### [ACTIVITY LIST]
1 - List every method name that appears in the passage on state-based servo subsystems, each one once and without parentheses or class prefixes.
2 - Answer these questions from the passage on state-based servo subsystems:
(a) What does `IntakeDeploy` use for absolute positioning?
(b) What example value is given for a hardcoded `demand`?
(c) According to the bullet about `Elevator`, what do its interpolation maps adjust state positions by?
3 - Pick up the passage on state-based servo subsystems after its last line and extend it.

# State-Based Servo Subsystems

We use several variations of a class called `StateBasedServoMotorSubsystem`. These subsystems allow us to control mechanical components by commanding them into **predefined states**, rather than setting raw motor outputs.

Let’s look at **two real examples**:

* `Elevator`: A more complex subsystem that dynamically adjusts its position using scoring distance and an interpolation map.
* `IntakeDeploy`: A simpler subsystem that just goes to fixed positions using a CANcoder.

Both rely on the same state-based pattern—but they diverge significantly in how they implement `writePeriodicOutputs()`.

***

#### Example 1: `IntakeDeploy`  FixedState

The `IntakeDeploy` class is a simple and robust implementation of a servo subsystem.

```java
class IntakeDeploy extends StateBasedServoMotorSubsystemWithCancoder<IntakeDeploy.State>
```

It:

* Uses a **CANcoder** for absolute positioning.
* Moves to **predefined angles** (e.g., `GROUND`, `STOW`, `HUMAN`).
* Uses **MotionMagic** to achieve smooth transitions.

Each state has a hardcoded `demand` (like `-141`) and an allowable error window.

{% hint style="info" %}
These demands should be in "units" like degrees or meters: This will make it easy to change and visualize
{% endhint %}

**Key Feature: Minimal Override**

`IntakeDeploy` doesn't override `writePeriodicOutputs()` at all. That’s because **no extra logic is needed**—the base class handles everything:

```java
@Override
public void outputTelemetry() {
    RobotVisualizer.updateIntakeAngle(getPosition());
    super.outputTelemetry();
}
```

This makes `IntakeDeploy` a great example of **how simple these classes can be when all you need is: "go to a position and stop."**

***

#### Example 2: `Elevator`  Context-Aware Positioning

`Elevator` is built on the same architecture:

```java
class Elevator extends StateBasedServoMotorSubsystem<Elevator.State>
```

But its behavior is more dynamic. It:

* Uses interpolation maps to adjust state positions depending on **distance from the scoring node**.

### [SUPPLIED MATERIAL]
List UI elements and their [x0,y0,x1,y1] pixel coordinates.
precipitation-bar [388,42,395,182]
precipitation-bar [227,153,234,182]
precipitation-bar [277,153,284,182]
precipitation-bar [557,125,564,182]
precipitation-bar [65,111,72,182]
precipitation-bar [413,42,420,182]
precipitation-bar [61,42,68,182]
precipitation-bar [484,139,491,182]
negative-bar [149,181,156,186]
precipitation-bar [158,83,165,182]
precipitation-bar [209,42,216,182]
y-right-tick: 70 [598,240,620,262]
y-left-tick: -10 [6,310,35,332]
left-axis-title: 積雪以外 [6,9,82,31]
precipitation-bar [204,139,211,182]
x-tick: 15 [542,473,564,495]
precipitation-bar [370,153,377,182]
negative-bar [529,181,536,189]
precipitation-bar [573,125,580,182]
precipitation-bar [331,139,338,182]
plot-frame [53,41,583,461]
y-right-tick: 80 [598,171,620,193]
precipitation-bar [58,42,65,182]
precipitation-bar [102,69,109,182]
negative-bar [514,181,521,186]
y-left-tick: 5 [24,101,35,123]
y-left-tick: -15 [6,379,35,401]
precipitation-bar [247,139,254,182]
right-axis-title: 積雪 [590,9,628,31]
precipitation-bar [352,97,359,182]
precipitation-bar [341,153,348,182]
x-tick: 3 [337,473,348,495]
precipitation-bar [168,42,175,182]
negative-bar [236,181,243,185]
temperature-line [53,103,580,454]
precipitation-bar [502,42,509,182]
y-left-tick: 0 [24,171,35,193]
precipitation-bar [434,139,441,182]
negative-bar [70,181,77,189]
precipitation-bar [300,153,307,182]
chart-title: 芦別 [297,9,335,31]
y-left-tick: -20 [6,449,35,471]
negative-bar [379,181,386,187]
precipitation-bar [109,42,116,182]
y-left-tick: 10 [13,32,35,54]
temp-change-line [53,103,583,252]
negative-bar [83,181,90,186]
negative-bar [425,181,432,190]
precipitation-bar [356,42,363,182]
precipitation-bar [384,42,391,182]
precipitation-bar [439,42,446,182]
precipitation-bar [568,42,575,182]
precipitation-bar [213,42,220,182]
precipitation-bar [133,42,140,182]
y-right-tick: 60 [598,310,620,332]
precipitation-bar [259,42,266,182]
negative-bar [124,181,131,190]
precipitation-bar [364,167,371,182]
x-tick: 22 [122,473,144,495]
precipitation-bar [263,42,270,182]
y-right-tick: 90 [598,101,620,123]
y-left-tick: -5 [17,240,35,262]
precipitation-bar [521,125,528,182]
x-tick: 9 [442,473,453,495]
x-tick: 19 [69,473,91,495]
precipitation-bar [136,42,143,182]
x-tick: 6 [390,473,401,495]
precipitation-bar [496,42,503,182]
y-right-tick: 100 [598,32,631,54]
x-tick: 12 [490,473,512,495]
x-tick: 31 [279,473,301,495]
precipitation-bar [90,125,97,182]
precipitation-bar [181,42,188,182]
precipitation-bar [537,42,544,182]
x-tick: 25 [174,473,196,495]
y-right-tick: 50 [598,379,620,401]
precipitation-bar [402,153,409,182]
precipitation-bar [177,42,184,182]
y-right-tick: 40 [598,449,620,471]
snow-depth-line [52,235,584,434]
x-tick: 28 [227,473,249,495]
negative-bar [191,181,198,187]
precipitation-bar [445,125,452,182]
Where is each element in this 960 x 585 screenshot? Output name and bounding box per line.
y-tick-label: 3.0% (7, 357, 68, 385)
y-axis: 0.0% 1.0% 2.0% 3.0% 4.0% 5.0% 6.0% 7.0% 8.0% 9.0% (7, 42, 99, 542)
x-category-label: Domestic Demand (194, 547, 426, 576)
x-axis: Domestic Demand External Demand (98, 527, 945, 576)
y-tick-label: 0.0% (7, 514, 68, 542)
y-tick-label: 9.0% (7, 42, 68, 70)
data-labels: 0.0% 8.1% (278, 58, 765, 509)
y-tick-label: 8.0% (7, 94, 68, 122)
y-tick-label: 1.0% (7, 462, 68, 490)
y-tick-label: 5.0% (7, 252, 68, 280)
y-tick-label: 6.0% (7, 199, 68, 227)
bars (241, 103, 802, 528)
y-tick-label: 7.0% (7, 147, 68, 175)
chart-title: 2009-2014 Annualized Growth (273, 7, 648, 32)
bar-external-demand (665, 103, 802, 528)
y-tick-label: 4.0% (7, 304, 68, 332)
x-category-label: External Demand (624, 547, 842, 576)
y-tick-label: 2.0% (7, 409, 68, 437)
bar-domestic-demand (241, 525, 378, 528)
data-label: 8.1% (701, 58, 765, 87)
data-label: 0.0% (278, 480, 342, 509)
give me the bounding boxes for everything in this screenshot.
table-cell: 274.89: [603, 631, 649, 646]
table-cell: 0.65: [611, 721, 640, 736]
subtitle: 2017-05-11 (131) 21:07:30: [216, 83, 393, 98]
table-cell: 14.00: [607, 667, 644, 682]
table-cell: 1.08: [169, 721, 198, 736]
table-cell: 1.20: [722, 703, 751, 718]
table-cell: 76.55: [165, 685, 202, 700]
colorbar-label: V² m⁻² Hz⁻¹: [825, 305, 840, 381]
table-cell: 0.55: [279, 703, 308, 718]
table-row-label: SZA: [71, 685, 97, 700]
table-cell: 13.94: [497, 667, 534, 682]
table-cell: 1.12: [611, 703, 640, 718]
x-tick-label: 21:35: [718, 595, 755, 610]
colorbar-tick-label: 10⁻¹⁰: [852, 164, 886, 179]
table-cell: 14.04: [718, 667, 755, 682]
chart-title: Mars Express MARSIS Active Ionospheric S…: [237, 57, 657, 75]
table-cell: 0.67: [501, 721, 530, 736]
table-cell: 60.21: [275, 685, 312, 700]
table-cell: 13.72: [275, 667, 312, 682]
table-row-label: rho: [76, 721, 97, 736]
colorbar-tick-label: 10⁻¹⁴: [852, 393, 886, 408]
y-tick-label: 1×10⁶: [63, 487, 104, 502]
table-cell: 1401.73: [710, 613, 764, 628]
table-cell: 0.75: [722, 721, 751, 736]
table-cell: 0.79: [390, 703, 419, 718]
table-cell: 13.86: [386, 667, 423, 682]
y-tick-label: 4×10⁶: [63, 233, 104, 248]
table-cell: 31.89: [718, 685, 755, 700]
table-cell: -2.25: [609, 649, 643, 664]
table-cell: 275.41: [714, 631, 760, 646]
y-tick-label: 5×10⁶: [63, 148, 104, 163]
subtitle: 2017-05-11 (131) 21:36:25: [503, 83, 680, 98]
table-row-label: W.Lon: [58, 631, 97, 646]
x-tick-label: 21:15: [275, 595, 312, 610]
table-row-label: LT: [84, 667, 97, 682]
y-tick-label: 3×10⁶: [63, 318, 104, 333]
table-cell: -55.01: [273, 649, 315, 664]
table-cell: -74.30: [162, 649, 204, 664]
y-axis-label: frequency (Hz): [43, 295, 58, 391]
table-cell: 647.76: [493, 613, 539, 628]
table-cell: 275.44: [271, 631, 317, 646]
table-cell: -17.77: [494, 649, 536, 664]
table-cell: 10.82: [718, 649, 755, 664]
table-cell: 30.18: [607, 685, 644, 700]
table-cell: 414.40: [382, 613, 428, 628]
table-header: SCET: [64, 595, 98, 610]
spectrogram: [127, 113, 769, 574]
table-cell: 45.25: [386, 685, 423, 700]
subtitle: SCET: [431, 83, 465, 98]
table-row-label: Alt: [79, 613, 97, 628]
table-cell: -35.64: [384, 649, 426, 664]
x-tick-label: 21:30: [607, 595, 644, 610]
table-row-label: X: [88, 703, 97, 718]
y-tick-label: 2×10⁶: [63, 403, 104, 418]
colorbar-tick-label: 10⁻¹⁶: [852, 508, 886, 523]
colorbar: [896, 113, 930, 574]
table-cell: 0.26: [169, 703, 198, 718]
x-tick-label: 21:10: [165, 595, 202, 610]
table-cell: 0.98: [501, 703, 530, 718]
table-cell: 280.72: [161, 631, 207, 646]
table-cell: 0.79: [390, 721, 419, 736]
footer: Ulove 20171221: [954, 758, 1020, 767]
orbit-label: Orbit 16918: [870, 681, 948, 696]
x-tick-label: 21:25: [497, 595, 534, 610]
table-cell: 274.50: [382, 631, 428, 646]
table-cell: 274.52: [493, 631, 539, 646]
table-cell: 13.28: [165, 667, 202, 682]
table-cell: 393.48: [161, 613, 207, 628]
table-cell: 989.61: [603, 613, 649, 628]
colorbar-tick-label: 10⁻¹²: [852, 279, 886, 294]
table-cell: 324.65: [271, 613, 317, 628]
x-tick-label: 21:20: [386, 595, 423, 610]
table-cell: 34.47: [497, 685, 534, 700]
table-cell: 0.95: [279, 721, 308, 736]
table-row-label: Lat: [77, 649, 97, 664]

### [ANSWERS IN ORDER]
1 -
writePeriodicOutputs
outputTelemetry
updateIntakeAngle
getPosition

2 -
(a) A CANcoder.
(b) `-141`.
(c) Distance from the scoring node.

3 -
* Adds a **manual scoring offset** (controlled by the driver).
* Dynamically recalculates the final target before sending it to the motor controller.

**Key Feature: Custom `writePeriodicOutputs()`**

```java
@Override
public void writePeriodicOutputs() {
    double trackedOutput = mState.getTrackedOutput(distanceFromScoringPosition);
    
    if (mState == State.L1 || mState == State.L2 || mState == State.L3 || mState == State.L4)
        trackedOutput += scoringOffset;

    if (mControlState == ControlState.MOTION_MAGIC)
        setSetpointMotionMagic(trackedOutput);

    super.writePeriodicOutputs();
}
```

This method:

1. Gets the **base state demand**.
2. Adjusts it using the interpolating map (`getTrackedOutput()`).
3. Adds a manual offset if necessary.
4. Passes the final target to the motor.

This makes `Elevator` a good example of when **additional logic is required in the periodic control loop**.